Task description — Please repeat all of the listing exactly.

## BEGIN Data entries

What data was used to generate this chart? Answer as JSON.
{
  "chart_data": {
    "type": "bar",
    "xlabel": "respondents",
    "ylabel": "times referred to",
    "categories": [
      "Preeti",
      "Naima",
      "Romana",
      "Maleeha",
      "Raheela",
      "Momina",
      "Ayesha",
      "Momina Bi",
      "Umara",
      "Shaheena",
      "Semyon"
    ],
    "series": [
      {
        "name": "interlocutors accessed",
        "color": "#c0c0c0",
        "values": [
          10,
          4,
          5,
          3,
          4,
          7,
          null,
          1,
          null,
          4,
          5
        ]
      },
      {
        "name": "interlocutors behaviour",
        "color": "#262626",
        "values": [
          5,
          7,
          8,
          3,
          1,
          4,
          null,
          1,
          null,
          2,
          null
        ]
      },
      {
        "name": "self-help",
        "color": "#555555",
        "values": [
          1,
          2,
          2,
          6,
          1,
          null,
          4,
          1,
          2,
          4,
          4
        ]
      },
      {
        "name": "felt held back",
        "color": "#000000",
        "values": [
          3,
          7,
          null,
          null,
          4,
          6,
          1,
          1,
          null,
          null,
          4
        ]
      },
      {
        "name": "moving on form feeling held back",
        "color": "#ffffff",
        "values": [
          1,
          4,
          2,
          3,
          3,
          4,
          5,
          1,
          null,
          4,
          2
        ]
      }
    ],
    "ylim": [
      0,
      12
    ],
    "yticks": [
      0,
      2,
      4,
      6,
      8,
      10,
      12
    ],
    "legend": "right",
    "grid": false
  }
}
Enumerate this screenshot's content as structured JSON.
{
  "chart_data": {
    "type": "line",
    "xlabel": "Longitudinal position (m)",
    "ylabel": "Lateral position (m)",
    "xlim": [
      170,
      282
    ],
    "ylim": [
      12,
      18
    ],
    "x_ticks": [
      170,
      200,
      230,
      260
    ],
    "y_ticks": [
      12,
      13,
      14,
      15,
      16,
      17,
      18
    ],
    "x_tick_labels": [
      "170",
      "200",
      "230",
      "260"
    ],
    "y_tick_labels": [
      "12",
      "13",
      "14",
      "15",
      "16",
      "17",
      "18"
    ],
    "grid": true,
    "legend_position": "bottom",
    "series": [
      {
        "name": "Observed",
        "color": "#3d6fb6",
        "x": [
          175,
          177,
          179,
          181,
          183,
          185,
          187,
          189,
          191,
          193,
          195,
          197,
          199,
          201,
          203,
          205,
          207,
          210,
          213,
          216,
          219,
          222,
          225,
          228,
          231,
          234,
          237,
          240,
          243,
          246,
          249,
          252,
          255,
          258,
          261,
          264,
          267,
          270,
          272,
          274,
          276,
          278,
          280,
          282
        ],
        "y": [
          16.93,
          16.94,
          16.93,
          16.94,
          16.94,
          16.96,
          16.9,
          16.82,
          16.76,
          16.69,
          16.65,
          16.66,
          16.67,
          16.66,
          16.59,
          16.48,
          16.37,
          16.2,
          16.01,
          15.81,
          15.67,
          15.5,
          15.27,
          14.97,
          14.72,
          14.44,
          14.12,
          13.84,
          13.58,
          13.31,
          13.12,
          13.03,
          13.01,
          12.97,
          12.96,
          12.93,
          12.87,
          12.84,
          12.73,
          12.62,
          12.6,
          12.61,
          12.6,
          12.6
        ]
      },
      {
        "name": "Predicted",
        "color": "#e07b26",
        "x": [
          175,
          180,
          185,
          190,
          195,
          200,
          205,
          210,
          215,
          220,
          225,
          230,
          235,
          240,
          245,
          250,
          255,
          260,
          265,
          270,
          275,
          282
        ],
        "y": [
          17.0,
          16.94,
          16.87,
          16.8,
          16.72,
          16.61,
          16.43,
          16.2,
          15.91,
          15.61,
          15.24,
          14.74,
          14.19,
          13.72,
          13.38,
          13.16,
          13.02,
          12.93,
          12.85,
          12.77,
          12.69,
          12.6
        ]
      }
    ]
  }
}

## END Data entries

Written answer —
What data was used to generate this chart? Answer as JSON.
{
  "chart_data": {
    "type": "bar",
    "xlabel": "respondents",
    "ylabel": "times referred to",
    "categories": [
      "Preeti",
      "Naima",
      "Romana",
      "Maleeha",
      "Raheela",
      "Momina",
      "Ayesha",
      "Momina Bi",
      "Umara",
      "Shaheena",
      "Semyon"
    ],
    "series": [
      {
        "name": "interlocutors accessed",
        "color": "#c0c0c0",
        "values": [
          10,
          4,
          5,
          3,
          4,
          7,
          null,
          1,
          null,
          4,
          5
        ]
      },
      {
        "name": "interlocutors behaviour",
        "color": "#262626",
        "values": [
          5,
          7,
          8,
          3,
          1,
          4,
          null,
          1,
          null,
          2,
          null
        ]
      },
      {
        "name": "self-help",
        "color": "#555555",
        "values": [
          1,
          2,
          2,
          6,
          1,
          null,
          4,
          1,
          2,
          4,
          4
        ]
      },
      {
        "name": "felt held back",
        "color": "#000000",
        "values": [
          3,
          7,
          null,
          null,
          4,
          6,
          1,
          1,
          null,
          null,
          4
        ]
      },
      {
        "name": "moving on form feeling held back",
        "color": "#ffffff",
        "values": [
          1,
          4,
          2,
          3,
          3,
          4,
          5,
          1,
          null,
          4,
          2
        ]
      }
    ],
    "ylim": [
      0,
      12
    ],
    "yticks": [
      0,
      2,
      4,
      6,
      8,
      10,
      12
    ],
    "legend": "right",
    "grid": false
  }
}
Enumerate this screenshot's content as structured JSON.
{
  "chart_data": {
    "type": "line",
    "xlabel": "Longitudinal position (m)",
    "ylabel": "Lateral position (m)",
    "xlim": [
      170,
      282
    ],
    "ylim": [
      12,
      18
    ],
    "x_ticks": [
      170,
      200,
      230,
      260
    ],
    "y_ticks": [
      12,
      13,
      14,
      15,
      16,
      17,
      18
    ],
    "x_tick_labels": [
      "170",
      "200",
      "230",
      "260"
    ],
    "y_tick_labels": [
      "12",
      "13",
      "14",
      "15",
      "16",
      "17",
      "18"
    ],
    "grid": true,
    "legend_position": "bottom",
    "series": [
      {
        "name": "Observed",
        "color": "#3d6fb6",
        "x": [
          175,
          177,
          179,
          181,
          183,
          185,
          187,
          189,
          191,
          193,
          195,
          197,
          199,
          201,
          203,
          205,
          207,
          210,
          213,
          216,
          219,
          222,
          225,
          228,
          231,
          234,
          237,
          240,
          243,
          246,
          249,
          252,
          255,
          258,
          261,
          264,
          267,
          270,
          272,
          274,
          276,
          278,
          280,
          282
        ],
        "y": [
          16.93,
          16.94,
          16.93,
          16.94,
          16.94,
          16.96,
          16.9,
          16.82,
          16.76,
          16.69,
          16.65,
          16.66,
          16.67,
          16.66,
          16.59,
          16.48,
          16.37,
          16.2,
          16.01,
          15.81,
          15.67,
          15.5,
          15.27,
          14.97,
          14.72,
          14.44,
          14.12,
          13.84,
          13.58,
          13.31,
          13.12,
          13.03,
          13.01,
          12.97,
          12.96,
          12.93,
          12.87,
          12.84,
          12.73,
          12.62,
          12.6,
          12.61,
          12.6,
          12.6
        ]
      },
      {
        "name": "Predicted",
        "color": "#e07b26",
        "x": [
          175,
          180,
          185,
          190,
          195,
          200,
          205,
          210,
          215,
          220,
          225,
          230,
          235,
          240,
          245,
          250,
          255,
          260,
          265,
          270,
          275,
          282
        ],
        "y": [
          17.0,
          16.94,
          16.87,
          16.8,
          16.72,
          16.61,
          16.43,
          16.2,
          15.91,
          15.61,
          15.24,
          14.74,
          14.19,
          13.72,
          13.38,
          13.16,
          13.02,
          12.93,
          12.85,
          12.77,
          12.69,
          12.6
        ]
      }
    ]
  }
}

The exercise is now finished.